=== RECORDS SHOWN ===
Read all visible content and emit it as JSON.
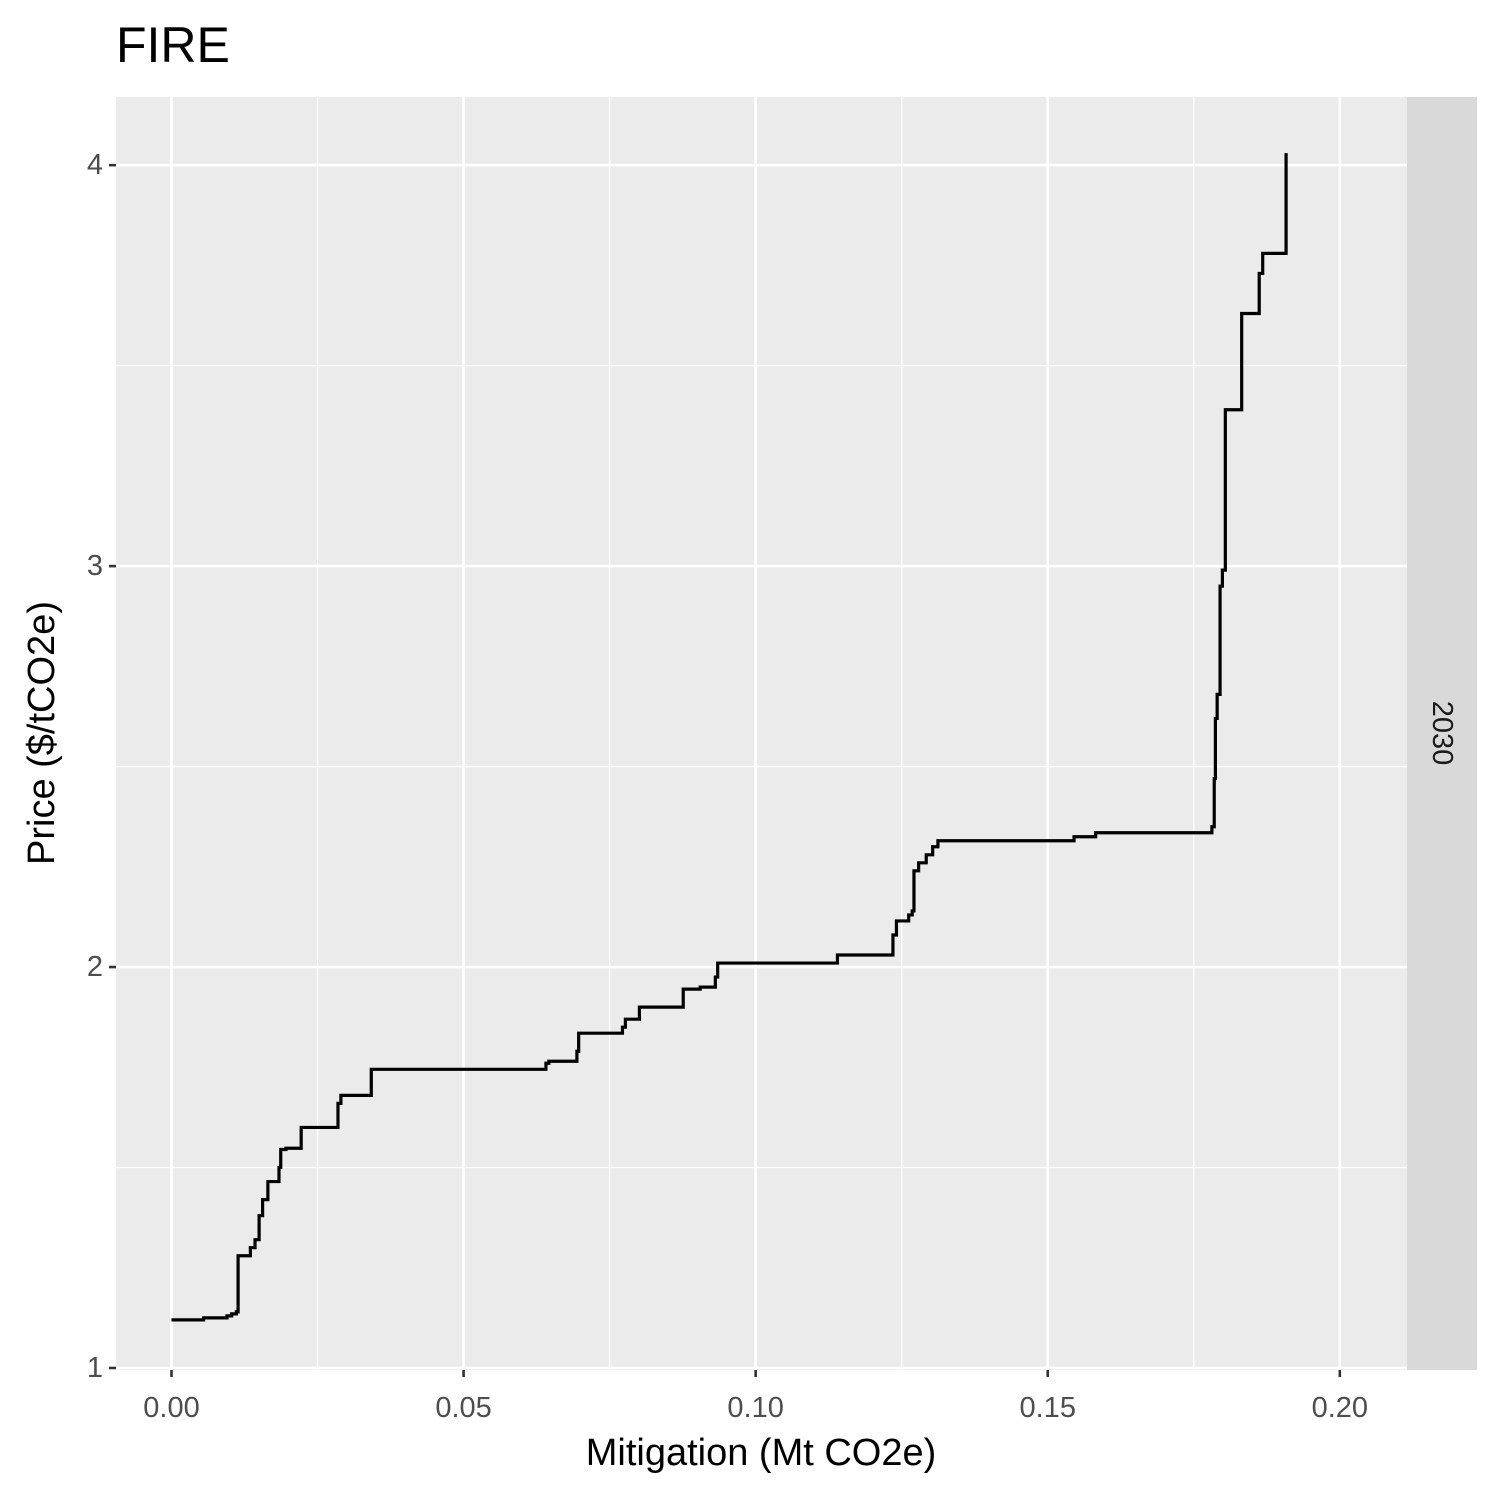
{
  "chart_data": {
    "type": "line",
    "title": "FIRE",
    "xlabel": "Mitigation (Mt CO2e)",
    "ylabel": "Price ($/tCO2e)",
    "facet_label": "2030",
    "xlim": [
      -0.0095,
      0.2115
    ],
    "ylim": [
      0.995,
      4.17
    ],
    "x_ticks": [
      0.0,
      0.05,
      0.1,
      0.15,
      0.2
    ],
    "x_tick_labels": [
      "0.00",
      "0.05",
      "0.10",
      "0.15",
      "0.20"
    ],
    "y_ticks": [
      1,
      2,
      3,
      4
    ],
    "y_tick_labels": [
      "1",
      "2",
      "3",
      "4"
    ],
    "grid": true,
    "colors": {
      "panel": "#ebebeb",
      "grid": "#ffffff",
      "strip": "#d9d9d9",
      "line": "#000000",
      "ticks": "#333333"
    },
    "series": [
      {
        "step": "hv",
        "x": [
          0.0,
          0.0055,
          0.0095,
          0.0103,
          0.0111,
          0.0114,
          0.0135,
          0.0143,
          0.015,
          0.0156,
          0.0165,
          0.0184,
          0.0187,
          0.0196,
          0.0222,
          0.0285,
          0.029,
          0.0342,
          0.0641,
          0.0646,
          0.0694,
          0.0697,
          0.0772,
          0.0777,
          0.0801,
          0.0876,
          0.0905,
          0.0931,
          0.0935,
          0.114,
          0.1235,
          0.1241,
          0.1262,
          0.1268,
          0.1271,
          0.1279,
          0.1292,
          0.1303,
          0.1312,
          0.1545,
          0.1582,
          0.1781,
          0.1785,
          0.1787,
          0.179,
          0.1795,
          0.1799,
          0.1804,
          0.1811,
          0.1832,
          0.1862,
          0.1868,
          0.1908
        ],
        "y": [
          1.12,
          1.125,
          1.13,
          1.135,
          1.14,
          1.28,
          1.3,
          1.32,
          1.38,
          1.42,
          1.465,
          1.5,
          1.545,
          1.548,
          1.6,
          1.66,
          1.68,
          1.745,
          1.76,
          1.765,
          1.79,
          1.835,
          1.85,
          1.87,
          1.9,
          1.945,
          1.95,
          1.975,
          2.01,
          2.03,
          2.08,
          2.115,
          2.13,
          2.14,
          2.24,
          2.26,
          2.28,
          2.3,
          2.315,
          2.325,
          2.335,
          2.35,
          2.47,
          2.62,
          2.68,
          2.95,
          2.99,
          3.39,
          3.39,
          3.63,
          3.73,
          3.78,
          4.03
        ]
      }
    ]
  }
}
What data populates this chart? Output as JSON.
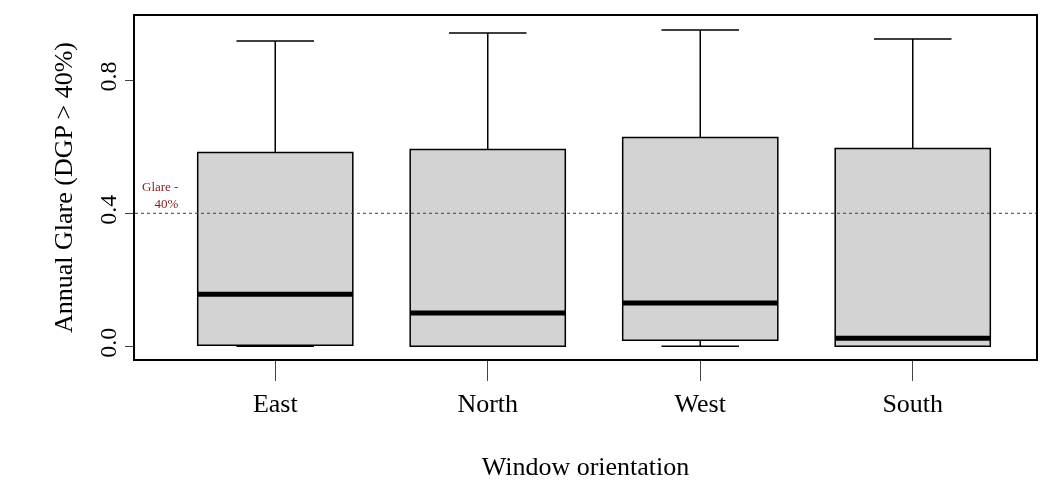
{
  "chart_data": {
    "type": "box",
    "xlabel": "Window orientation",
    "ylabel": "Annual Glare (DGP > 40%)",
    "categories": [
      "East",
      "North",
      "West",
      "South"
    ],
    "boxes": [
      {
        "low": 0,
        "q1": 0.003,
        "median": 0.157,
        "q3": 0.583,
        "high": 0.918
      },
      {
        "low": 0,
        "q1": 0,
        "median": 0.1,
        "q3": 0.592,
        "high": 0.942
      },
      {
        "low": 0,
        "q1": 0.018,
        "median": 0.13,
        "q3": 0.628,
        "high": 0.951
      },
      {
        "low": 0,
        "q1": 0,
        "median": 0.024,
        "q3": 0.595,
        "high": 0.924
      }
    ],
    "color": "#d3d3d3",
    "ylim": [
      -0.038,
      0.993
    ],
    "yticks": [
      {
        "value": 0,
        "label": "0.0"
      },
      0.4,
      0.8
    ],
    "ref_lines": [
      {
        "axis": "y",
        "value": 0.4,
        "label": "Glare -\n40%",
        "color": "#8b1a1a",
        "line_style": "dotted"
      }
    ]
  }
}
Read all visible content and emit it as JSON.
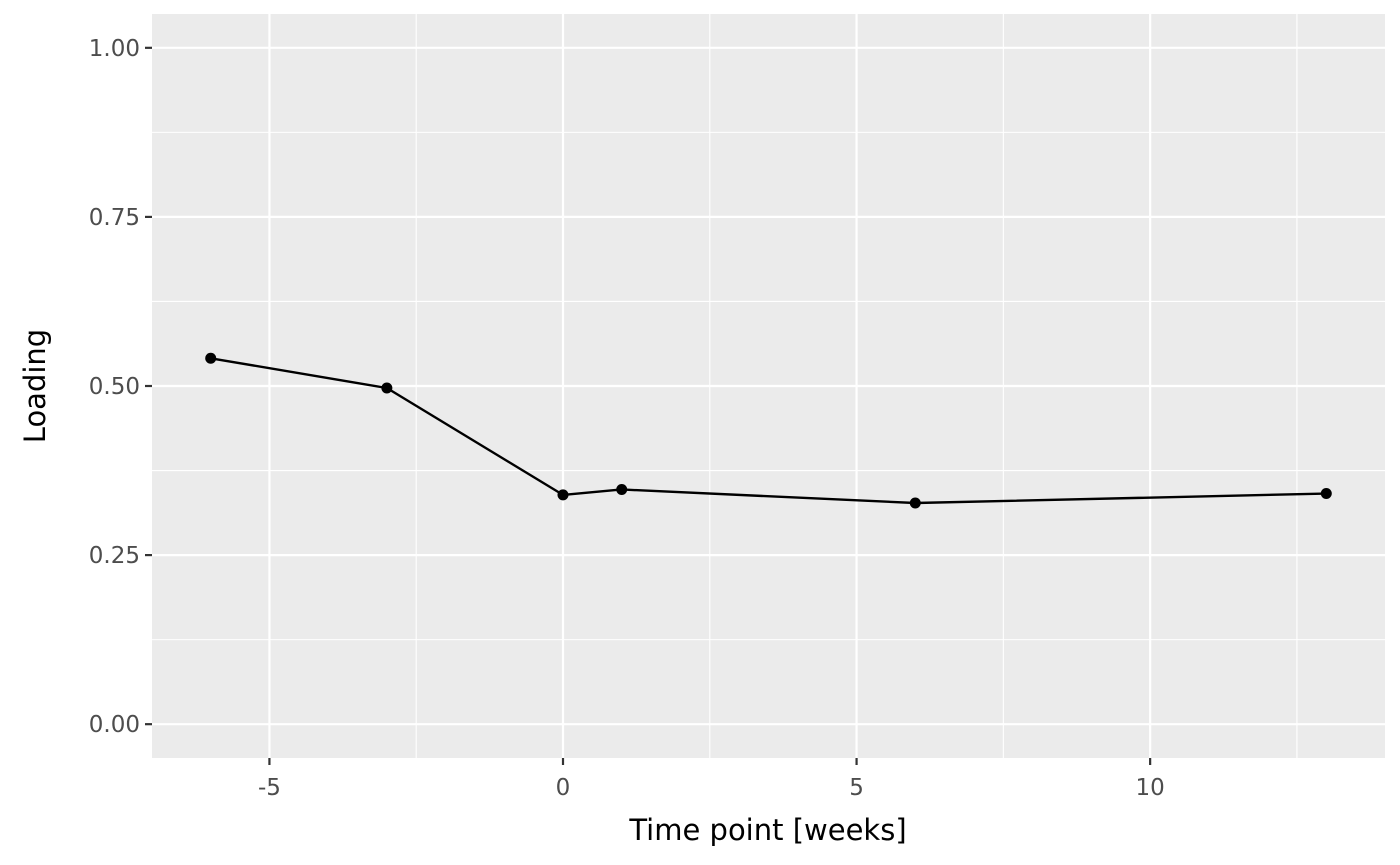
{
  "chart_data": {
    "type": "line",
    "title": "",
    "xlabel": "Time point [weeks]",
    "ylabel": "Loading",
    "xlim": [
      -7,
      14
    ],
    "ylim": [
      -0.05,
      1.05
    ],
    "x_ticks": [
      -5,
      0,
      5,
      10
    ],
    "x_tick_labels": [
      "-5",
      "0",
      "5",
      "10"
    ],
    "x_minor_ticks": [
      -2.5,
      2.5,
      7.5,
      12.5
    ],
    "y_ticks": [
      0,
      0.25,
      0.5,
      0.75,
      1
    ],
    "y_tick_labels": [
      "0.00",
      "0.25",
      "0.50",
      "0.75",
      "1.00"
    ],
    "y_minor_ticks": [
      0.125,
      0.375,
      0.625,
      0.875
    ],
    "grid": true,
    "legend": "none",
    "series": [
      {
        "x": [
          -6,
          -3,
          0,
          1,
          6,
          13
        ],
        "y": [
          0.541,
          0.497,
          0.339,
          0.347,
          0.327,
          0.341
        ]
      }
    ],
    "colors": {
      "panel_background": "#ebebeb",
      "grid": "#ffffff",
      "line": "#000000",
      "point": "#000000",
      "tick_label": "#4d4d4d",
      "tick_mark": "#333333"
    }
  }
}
===
Return the full material word for word. Do not include the pictures.

Read all visible content and emit it as JSON.
{
  "chart_data": {
    "type": "line",
    "title": "FIRE",
    "xlabel": "Mitigation (Mt CO2e)",
    "ylabel": "Price ($/tCO2e)",
    "facet_label": "2030",
    "xlim": [
      -0.0095,
      0.2115
    ],
    "ylim": [
      0.995,
      4.17
    ],
    "x_ticks": [
      0.0,
      0.05,
      0.1,
      0.15,
      0.2
    ],
    "x_tick_labels": [
      "0.00",
      "0.05",
      "0.10",
      "0.15",
      "0.20"
    ],
    "y_ticks": [
      1,
      2,
      3,
      4
    ],
    "y_tick_labels": [
      "1",
      "2",
      "3",
      "4"
    ],
    "grid": true,
    "colors": {
      "panel": "#ebebeb",
      "grid": "#ffffff",
      "strip": "#d9d9d9",
      "line": "#000000",
      "ticks": "#333333"
    },
    "series": [
      {
        "step": "hv",
        "x": [
          0.0,
          0.0055,
          0.0095,
          0.0103,
          0.0111,
          0.0114,
          0.0135,
          0.0143,
          0.015,
          0.0156,
          0.0165,
          0.0184,
          0.0187,
          0.0196,
          0.0222,
          0.0285,
          0.029,
          0.0342,
          0.0641,
          0.0646,
          0.0694,
          0.0697,
          0.0772,
          0.0777,
          0.0801,
          0.0876,
          0.0905,
          0.0931,
          0.0935,
          0.114,
          0.1235,
          0.1241,
          0.1262,
          0.1268,
          0.1271,
          0.1279,
          0.1292,
          0.1303,
          0.1312,
          0.1545,
          0.1582,
          0.1781,
          0.1785,
          0.1787,
          0.179,
          0.1795,
          0.1799,
          0.1804,
          0.1811,
          0.1832,
          0.1862,
          0.1868,
          0.1908
        ],
        "y": [
          1.12,
          1.125,
          1.13,
          1.135,
          1.14,
          1.28,
          1.3,
          1.32,
          1.38,
          1.42,
          1.465,
          1.5,
          1.545,
          1.548,
          1.6,
          1.66,
          1.68,
          1.745,
          1.76,
          1.765,
          1.79,
          1.835,
          1.85,
          1.87,
          1.9,
          1.945,
          1.95,
          1.975,
          2.01,
          2.03,
          2.08,
          2.115,
          2.13,
          2.14,
          2.24,
          2.26,
          2.28,
          2.3,
          2.315,
          2.325,
          2.335,
          2.35,
          2.47,
          2.62,
          2.68,
          2.95,
          2.99,
          3.39,
          3.39,
          3.63,
          3.73,
          3.78,
          4.03
        ]
      }
    ]
  }
}
What data populates this chart? Output as JSON.
{
  "chart_data": {
    "type": "box",
    "xlabel": "Window orientation",
    "ylabel": "Annual Glare (DGP > 40%)",
    "categories": [
      "East",
      "North",
      "West",
      "South"
    ],
    "boxes": [
      {
        "low": 0,
        "q1": 0.003,
        "median": 0.157,
        "q3": 0.583,
        "high": 0.918
      },
      {
        "low": 0,
        "q1": 0,
        "median": 0.1,
        "q3": 0.592,
        "high": 0.942
      },
      {
        "low": 0,
        "q1": 0.018,
        "median": 0.13,
        "q3": 0.628,
        "high": 0.951
      },
      {
        "low": 0,
        "q1": 0,
        "median": 0.024,
        "q3": 0.595,
        "high": 0.924
      }
    ],
    "color": "#d3d3d3",
    "ylim": [
      -0.038,
      0.993
    ],
    "yticks": [
      {
        "value": 0,
        "label": "0.0"
      },
      0.4,
      0.8
    ],
    "ref_lines": [
      {
        "axis": "y",
        "value": 0.4,
        "label": "Glare -\n40%",
        "color": "#8b1a1a",
        "line_style": "dotted"
      }
    ]
  }
}
Read all visible content and emit it as JSON.
{
  "chart_data": {
    "type": "line",
    "title": "",
    "xlabel": "Time point [weeks]",
    "ylabel": "Loading",
    "xlim": [
      -7,
      14
    ],
    "ylim": [
      -0.05,
      1.05
    ],
    "x_ticks": [
      -5,
      0,
      5,
      10
    ],
    "x_tick_labels": [
      "-5",
      "0",
      "5",
      "10"
    ],
    "x_minor_ticks": [
      -2.5,
      2.5,
      7.5,
      12.5
    ],
    "y_ticks": [
      0,
      0.25,
      0.5,
      0.75,
      1
    ],
    "y_tick_labels": [
      "0.00",
      "0.25",
      "0.50",
      "0.75",
      "1.00"
    ],
    "y_minor_ticks": [
      0.125,
      0.375,
      0.625,
      0.875
    ],
    "grid": true,
    "legend": "none",
    "series": [
      {
        "x": [
          -6,
          -3,
          0,
          1,
          6,
          13
        ],
        "y": [
          0.541,
          0.497,
          0.339,
          0.347,
          0.327,
          0.341
        ]
      }
    ],
    "colors": {
      "panel_background": "#ebebeb",
      "grid": "#ffffff",
      "line": "#000000",
      "point": "#000000",
      "tick_label": "#4d4d4d",
      "tick_mark": "#333333"
    }
  }
}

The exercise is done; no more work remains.